| Document segment |
Using XML within AnalytiXagility

February 26, 2015 | Alan

This post provides an introduction to the XML library contained within R. It takes us through the process of parsing XML documents, transforming data into data frames for analysis, generating XML documents and validating them against an XML schema definition in AnalytiXagility.

Data Source

The data set contains information about food hygiene ratings in Edinburgh from the Food Standards Agency and can be downloaded directly from here.

Learning Outcomes

The user will learn some of the fundamentals of the XML library which is contained within R.

Workflow

Step 1 – Loading the data

Firstly we need to upload the data to the workspace. You can download the data directly from the link above and make sure it is named food_hygiene.xml to ensure all steps in the code below work correctly.

| Activity |
Extract the full text of the post on using XML within AnalytiXagility, reproducing every line without changes. The records below were taken from a separate source.

| Record set |
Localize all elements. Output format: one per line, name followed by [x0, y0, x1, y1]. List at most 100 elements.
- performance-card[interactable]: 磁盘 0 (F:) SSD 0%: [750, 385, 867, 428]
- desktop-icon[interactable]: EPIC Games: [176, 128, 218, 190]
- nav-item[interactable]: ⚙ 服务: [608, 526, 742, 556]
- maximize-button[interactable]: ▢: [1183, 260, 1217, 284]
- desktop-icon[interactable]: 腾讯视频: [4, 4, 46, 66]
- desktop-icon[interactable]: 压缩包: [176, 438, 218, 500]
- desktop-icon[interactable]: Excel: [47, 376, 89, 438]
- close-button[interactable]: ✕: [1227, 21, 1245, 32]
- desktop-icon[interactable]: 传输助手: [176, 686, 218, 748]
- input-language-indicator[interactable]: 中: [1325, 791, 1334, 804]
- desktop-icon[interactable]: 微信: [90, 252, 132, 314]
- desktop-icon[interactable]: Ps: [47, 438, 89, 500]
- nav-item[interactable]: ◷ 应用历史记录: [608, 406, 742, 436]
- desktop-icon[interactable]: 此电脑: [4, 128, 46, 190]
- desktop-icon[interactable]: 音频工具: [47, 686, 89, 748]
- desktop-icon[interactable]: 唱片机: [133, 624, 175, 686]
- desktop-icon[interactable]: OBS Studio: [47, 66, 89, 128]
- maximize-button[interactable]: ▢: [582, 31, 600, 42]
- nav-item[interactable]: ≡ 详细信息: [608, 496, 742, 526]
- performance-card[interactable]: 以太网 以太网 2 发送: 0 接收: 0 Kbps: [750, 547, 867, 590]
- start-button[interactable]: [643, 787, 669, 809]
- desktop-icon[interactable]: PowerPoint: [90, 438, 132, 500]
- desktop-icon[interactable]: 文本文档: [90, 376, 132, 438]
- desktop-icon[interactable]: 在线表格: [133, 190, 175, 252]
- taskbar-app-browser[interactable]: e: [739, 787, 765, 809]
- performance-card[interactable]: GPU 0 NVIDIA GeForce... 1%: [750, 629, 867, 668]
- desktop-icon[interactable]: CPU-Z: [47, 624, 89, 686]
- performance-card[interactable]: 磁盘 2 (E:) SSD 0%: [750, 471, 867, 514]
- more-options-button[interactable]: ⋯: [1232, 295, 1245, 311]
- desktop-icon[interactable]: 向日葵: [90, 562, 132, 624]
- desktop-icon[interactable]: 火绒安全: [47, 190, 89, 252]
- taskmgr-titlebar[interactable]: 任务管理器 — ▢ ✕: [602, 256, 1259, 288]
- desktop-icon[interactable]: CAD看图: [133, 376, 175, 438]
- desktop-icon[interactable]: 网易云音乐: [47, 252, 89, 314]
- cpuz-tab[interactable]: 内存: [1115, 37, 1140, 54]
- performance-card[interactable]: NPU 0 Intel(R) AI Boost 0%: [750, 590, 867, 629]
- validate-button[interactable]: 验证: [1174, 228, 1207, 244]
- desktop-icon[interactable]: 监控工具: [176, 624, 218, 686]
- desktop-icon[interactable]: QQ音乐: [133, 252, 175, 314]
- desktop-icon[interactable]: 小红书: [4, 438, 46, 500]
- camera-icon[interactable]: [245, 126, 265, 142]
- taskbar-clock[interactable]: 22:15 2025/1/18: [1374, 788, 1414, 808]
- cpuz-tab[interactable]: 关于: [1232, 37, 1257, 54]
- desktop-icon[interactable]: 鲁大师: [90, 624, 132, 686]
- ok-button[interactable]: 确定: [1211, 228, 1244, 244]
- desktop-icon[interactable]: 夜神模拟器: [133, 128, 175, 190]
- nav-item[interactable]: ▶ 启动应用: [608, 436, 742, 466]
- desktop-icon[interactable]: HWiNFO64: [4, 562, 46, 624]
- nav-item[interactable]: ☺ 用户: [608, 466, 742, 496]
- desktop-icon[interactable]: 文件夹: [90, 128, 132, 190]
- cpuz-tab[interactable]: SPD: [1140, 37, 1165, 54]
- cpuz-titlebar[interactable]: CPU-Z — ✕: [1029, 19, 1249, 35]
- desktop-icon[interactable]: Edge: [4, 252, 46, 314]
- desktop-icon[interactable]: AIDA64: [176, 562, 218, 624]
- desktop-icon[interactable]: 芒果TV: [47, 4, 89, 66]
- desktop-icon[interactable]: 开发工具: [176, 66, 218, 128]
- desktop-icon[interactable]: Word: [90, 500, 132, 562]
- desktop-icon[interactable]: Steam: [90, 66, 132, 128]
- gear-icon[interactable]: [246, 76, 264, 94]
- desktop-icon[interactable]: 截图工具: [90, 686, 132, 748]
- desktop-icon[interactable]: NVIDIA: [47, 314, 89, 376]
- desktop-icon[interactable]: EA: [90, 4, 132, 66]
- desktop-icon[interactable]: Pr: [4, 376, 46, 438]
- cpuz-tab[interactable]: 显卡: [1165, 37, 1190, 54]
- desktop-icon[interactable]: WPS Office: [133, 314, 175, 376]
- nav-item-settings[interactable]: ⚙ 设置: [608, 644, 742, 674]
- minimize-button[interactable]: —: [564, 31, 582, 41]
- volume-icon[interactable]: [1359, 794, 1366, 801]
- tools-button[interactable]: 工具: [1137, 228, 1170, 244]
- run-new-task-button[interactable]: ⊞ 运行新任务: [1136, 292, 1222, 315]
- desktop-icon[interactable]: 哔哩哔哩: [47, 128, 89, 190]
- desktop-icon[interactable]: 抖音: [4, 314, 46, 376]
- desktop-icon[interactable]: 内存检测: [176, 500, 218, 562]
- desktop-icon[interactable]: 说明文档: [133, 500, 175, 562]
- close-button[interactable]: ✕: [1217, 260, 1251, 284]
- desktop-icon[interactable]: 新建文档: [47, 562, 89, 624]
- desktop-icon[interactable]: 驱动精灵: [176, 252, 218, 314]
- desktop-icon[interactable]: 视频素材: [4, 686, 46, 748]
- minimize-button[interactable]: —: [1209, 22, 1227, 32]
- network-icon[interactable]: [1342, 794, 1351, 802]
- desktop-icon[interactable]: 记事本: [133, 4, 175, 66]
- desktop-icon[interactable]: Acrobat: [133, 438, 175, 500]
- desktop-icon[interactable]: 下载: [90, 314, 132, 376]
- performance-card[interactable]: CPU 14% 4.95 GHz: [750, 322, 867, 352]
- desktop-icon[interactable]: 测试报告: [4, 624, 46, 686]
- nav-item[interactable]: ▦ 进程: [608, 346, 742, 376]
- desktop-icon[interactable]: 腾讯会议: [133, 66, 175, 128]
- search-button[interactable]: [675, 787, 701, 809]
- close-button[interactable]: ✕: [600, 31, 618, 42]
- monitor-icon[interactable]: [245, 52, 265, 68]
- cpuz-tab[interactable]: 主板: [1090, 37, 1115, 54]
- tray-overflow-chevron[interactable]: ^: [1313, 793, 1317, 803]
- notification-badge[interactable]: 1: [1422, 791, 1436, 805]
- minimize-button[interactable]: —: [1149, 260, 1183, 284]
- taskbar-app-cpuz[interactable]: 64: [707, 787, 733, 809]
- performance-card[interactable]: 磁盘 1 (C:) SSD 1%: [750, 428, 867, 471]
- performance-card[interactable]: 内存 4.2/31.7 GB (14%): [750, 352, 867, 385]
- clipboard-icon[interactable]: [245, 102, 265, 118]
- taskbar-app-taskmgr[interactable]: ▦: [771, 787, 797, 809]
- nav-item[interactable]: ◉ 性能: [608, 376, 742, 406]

| Written response |
Using XML within AnalytiXagility

February 26, 2015 | Alan

This post provides an introduction to the XML library contained within R. It takes us through the process of parsing XML documents, transforming data into data frames for analysis, generating XML documents and validating them against an XML schema definition in AnalytiXagility.

Data Source

The data set contains information about food hygiene ratings in Edinburgh from the Food Standards Agency and can be downloaded directly from here.

Learning Outcomes

The user will learn some of the fundamentals of the XML library which is contained within R.

Workflow

Step 1 – Loading the data

Firstly we need to upload the data to the workspace. You can download the data directly from the link above and make sure it is named food_hygiene.xml to ensure all steps in the code below work correctly.